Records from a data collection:
· · · · · · ·

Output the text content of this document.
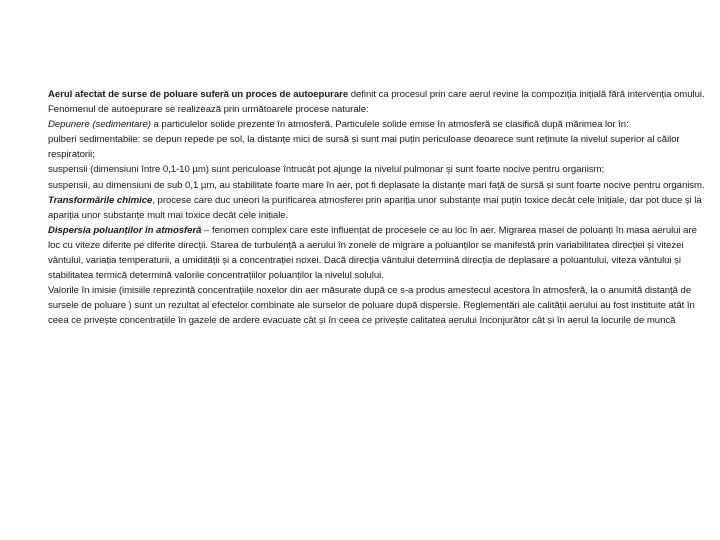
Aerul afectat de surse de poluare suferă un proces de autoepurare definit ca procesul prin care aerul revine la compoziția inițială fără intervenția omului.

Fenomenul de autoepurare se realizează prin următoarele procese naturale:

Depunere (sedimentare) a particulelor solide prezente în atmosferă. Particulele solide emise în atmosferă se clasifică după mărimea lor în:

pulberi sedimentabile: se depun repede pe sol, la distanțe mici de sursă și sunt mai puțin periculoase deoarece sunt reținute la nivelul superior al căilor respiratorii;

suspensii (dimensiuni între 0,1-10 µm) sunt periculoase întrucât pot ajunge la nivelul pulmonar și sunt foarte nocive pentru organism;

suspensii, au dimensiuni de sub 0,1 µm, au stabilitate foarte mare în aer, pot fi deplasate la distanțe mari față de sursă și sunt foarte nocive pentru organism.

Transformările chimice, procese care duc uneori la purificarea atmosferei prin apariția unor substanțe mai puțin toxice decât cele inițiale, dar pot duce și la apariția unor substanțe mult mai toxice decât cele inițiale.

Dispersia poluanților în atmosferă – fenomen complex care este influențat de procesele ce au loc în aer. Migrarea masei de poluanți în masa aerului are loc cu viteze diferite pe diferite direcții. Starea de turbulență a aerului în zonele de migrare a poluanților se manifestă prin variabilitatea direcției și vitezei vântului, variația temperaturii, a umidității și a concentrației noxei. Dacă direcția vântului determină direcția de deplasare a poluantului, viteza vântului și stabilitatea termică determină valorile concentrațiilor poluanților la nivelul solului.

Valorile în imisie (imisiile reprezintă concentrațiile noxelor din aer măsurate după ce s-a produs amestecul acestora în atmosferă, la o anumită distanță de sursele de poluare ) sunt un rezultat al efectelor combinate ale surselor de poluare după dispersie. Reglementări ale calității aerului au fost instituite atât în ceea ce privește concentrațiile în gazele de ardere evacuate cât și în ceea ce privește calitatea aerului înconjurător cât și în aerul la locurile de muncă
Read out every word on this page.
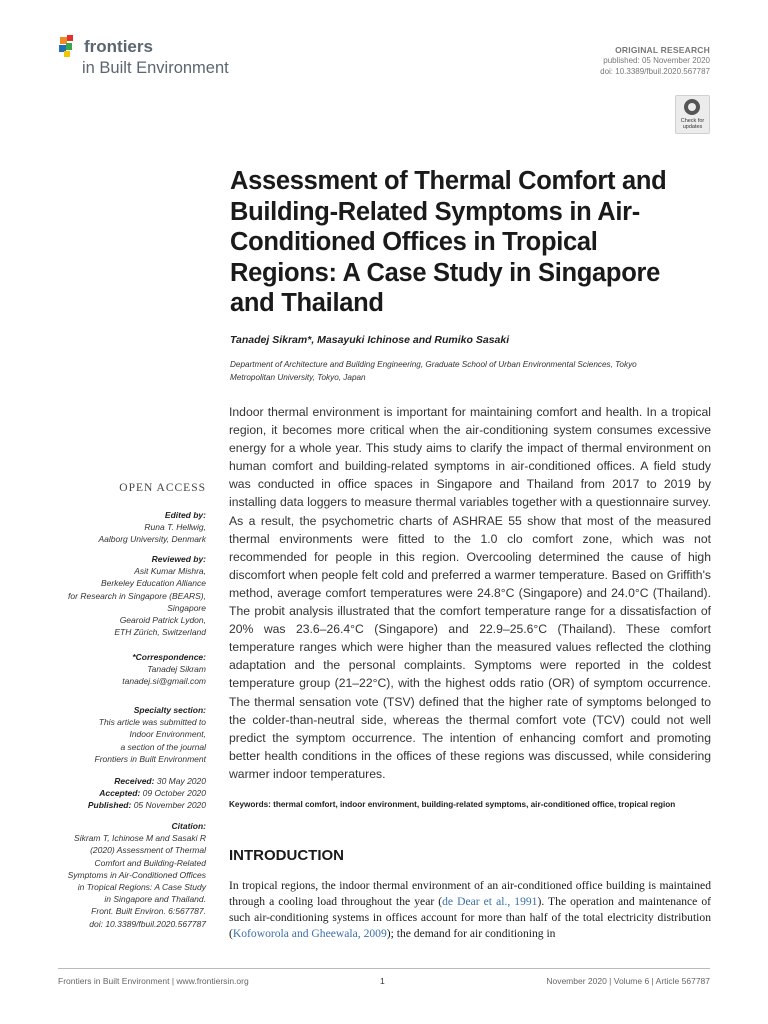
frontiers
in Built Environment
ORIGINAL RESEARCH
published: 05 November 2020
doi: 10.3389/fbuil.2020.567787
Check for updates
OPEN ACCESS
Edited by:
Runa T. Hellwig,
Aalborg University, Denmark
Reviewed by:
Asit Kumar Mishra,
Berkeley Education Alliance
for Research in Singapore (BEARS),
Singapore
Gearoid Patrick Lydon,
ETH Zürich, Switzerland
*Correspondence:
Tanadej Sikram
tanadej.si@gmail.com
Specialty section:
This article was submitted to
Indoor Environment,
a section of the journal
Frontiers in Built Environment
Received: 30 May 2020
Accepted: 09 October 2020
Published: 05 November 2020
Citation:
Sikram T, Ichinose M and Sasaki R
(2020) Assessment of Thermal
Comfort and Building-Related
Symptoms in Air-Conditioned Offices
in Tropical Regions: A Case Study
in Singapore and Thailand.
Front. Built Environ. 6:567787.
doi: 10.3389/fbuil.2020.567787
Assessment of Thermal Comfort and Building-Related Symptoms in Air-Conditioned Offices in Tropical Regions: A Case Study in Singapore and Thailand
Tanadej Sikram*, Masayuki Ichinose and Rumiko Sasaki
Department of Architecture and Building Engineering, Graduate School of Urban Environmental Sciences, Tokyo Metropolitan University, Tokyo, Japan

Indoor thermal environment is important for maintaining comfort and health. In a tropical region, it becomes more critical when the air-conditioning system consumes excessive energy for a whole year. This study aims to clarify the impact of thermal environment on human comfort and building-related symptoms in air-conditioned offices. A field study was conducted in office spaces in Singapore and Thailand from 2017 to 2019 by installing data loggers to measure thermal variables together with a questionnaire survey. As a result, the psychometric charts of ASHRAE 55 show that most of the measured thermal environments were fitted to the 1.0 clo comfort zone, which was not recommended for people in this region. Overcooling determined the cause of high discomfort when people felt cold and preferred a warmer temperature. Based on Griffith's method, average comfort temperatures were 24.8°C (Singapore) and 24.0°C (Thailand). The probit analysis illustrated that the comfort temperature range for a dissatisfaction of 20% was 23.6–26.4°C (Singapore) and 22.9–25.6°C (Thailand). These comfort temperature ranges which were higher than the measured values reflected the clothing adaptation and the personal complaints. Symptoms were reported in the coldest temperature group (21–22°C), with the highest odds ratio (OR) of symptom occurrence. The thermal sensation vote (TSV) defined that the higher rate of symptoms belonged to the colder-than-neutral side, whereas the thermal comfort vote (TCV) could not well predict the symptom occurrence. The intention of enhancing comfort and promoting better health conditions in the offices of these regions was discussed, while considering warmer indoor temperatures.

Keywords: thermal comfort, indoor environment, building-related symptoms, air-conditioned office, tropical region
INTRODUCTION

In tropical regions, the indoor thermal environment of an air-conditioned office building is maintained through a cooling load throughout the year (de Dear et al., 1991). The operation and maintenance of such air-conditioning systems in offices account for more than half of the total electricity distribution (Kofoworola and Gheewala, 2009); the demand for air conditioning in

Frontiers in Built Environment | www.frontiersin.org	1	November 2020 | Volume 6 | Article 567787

· · · · · · ·

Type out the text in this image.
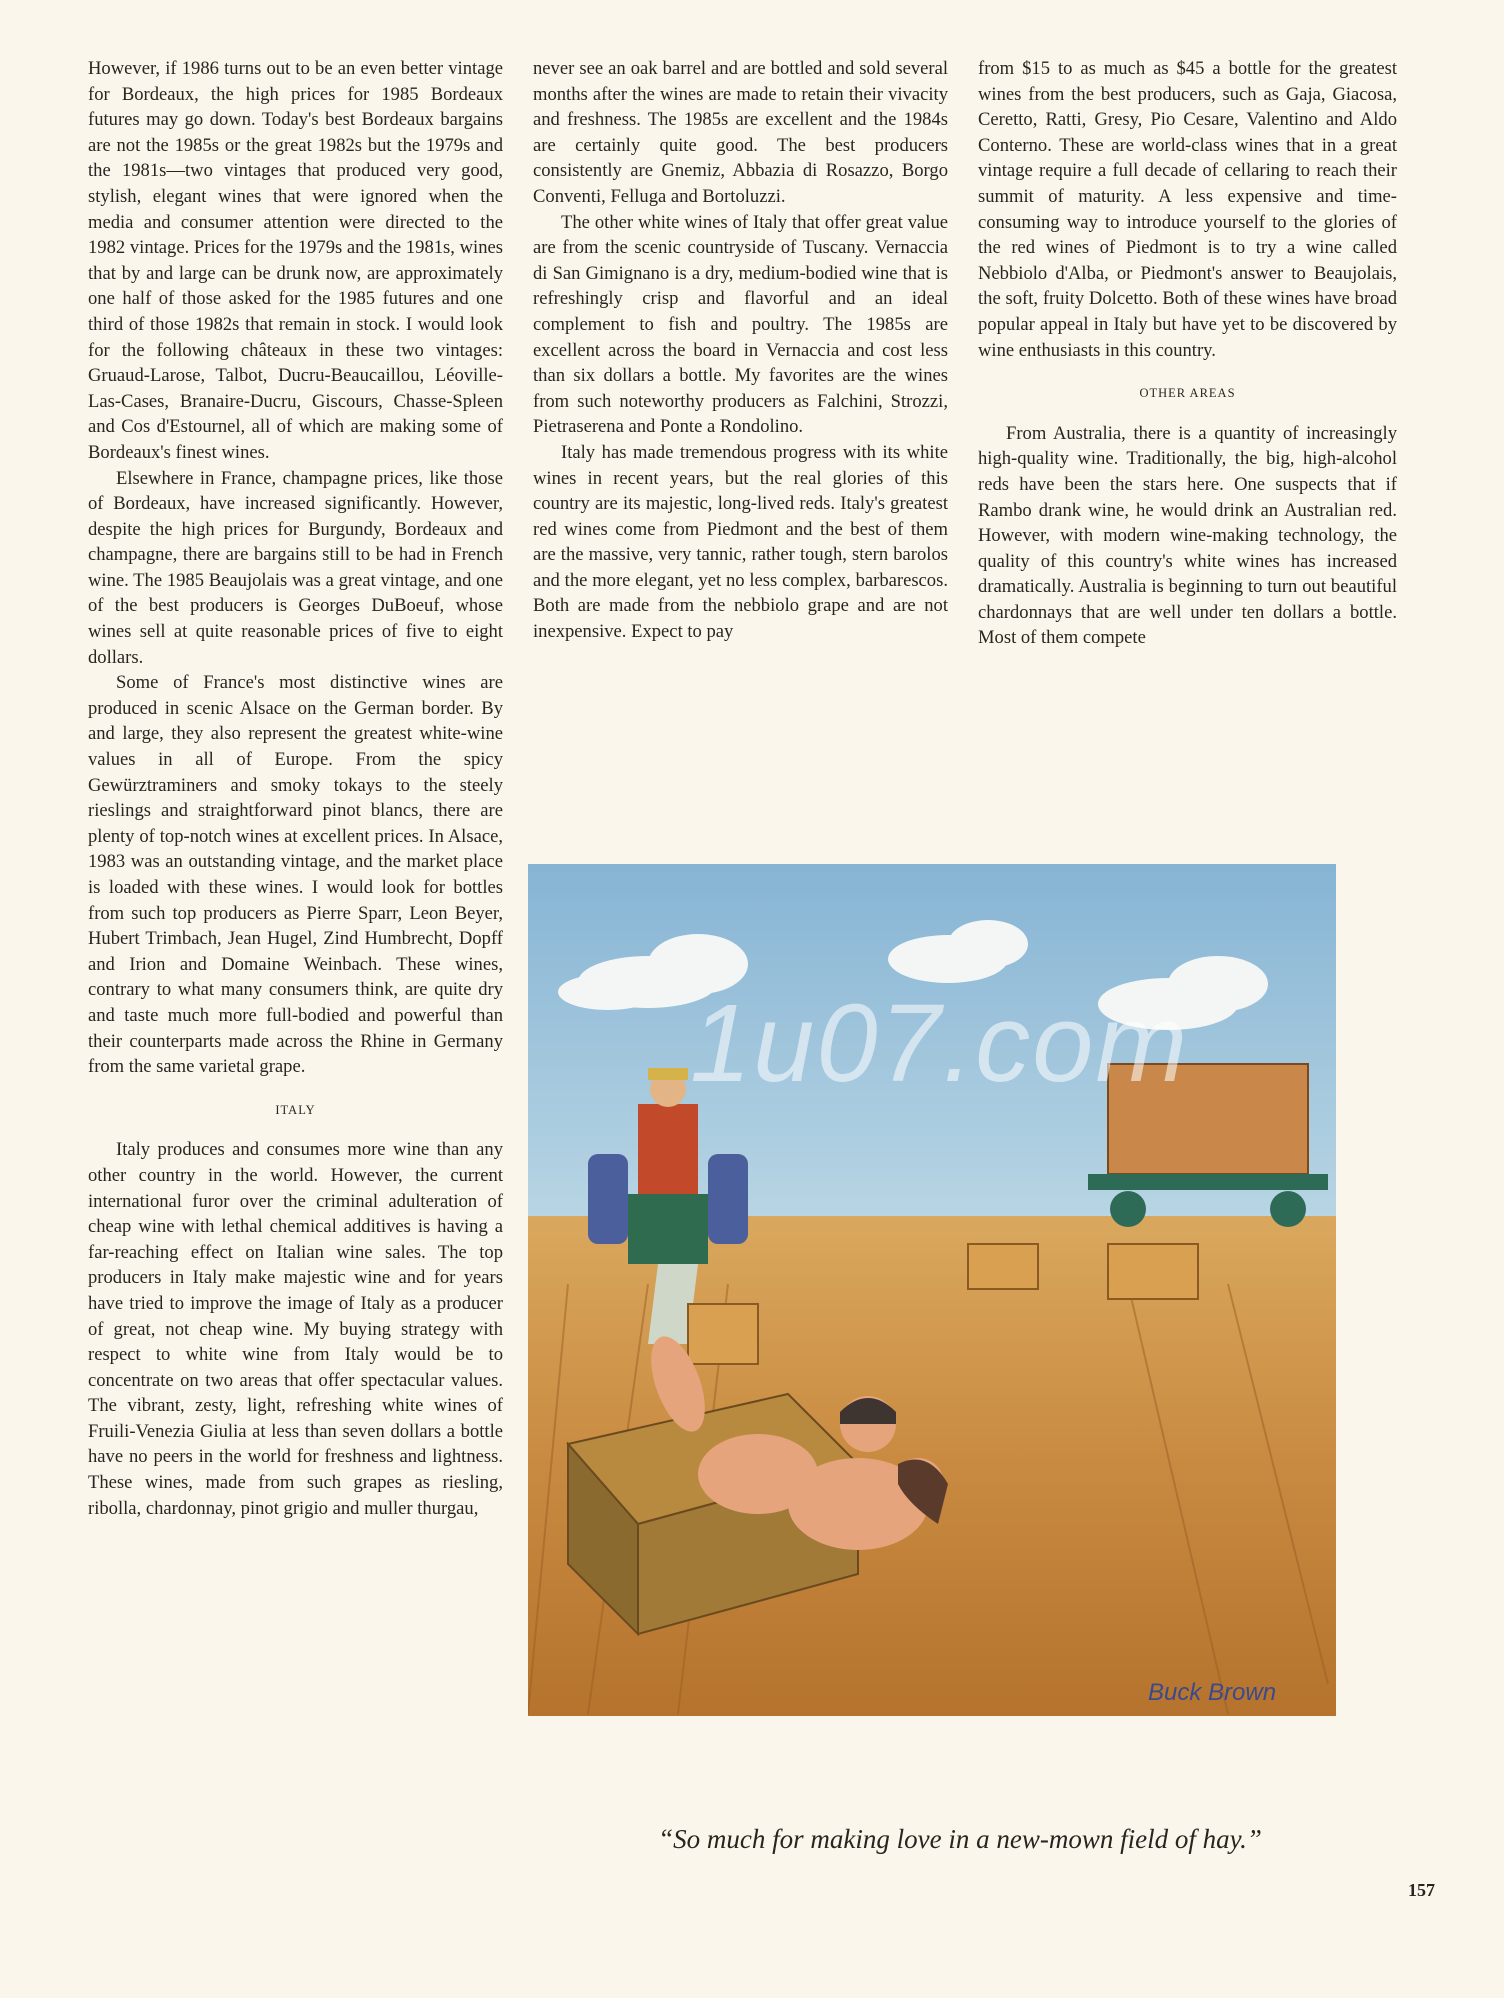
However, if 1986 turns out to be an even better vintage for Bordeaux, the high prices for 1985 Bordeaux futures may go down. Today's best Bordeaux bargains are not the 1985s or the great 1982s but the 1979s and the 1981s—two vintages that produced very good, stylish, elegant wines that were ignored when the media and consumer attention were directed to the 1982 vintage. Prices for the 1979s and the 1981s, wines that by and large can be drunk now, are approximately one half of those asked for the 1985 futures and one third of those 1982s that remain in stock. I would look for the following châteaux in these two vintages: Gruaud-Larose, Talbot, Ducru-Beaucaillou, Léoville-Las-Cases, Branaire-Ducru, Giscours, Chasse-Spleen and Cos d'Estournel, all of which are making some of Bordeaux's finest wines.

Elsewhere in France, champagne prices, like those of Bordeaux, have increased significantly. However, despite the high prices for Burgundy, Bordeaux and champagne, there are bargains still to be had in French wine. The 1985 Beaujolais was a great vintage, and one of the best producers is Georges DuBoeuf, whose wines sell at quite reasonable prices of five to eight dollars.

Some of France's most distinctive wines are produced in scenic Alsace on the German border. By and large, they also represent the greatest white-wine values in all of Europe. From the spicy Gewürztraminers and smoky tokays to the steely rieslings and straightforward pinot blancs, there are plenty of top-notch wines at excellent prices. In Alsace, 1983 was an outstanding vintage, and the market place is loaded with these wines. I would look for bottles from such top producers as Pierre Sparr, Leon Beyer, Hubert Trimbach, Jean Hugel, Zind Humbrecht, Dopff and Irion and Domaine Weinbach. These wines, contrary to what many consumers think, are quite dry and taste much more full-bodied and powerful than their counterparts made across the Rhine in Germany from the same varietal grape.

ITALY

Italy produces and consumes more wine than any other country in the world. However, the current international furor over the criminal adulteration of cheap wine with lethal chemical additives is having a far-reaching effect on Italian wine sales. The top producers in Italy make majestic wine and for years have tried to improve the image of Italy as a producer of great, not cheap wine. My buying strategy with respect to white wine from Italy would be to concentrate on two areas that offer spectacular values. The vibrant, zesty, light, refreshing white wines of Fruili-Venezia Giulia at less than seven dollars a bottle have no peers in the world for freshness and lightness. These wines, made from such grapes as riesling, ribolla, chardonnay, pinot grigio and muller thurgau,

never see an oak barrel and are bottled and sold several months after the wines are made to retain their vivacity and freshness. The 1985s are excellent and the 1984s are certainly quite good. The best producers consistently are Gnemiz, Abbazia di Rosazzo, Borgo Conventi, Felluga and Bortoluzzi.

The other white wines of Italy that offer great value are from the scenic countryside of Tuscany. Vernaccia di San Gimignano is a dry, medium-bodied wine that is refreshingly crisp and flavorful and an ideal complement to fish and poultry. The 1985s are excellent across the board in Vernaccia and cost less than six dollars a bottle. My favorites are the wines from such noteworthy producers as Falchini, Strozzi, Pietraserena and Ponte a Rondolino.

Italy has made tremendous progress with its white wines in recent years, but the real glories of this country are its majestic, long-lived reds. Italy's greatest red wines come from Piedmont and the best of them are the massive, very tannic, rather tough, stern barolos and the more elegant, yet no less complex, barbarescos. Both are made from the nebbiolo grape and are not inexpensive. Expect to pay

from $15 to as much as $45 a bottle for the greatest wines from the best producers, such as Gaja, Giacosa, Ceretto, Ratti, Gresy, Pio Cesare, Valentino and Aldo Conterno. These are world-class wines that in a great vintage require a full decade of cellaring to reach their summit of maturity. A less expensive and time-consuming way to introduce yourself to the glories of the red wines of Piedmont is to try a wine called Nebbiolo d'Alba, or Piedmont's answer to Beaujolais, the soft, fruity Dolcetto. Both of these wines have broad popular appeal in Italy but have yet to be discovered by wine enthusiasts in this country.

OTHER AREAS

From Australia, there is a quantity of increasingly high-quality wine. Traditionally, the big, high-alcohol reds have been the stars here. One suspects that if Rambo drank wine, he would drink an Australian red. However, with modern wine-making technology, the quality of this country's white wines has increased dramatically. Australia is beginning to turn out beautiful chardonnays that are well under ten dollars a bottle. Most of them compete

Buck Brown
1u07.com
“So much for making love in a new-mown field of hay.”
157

· · · · · · ·

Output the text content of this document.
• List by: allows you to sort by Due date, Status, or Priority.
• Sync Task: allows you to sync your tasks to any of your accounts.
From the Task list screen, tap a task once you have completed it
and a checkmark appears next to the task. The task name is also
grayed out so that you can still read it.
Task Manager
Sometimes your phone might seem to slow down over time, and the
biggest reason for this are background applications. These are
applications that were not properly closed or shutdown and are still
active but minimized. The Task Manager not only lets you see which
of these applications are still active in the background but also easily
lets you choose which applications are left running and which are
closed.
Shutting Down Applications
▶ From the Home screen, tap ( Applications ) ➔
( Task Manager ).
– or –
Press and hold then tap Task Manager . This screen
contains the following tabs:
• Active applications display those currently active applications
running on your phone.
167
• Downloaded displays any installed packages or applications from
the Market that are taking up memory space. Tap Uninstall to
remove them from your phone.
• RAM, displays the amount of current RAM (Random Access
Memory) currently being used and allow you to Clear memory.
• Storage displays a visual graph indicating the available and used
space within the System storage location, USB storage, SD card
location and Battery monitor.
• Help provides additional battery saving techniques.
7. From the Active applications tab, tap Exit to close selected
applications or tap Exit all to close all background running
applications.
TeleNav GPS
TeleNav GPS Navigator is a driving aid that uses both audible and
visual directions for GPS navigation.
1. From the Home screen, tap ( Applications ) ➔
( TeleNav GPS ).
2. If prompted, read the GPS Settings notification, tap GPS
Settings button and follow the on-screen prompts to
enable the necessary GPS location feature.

· · · · · · ·

What to work on:
How many of the lines above contain the string "TeleNav"? Give the number only.

Worked solution:
3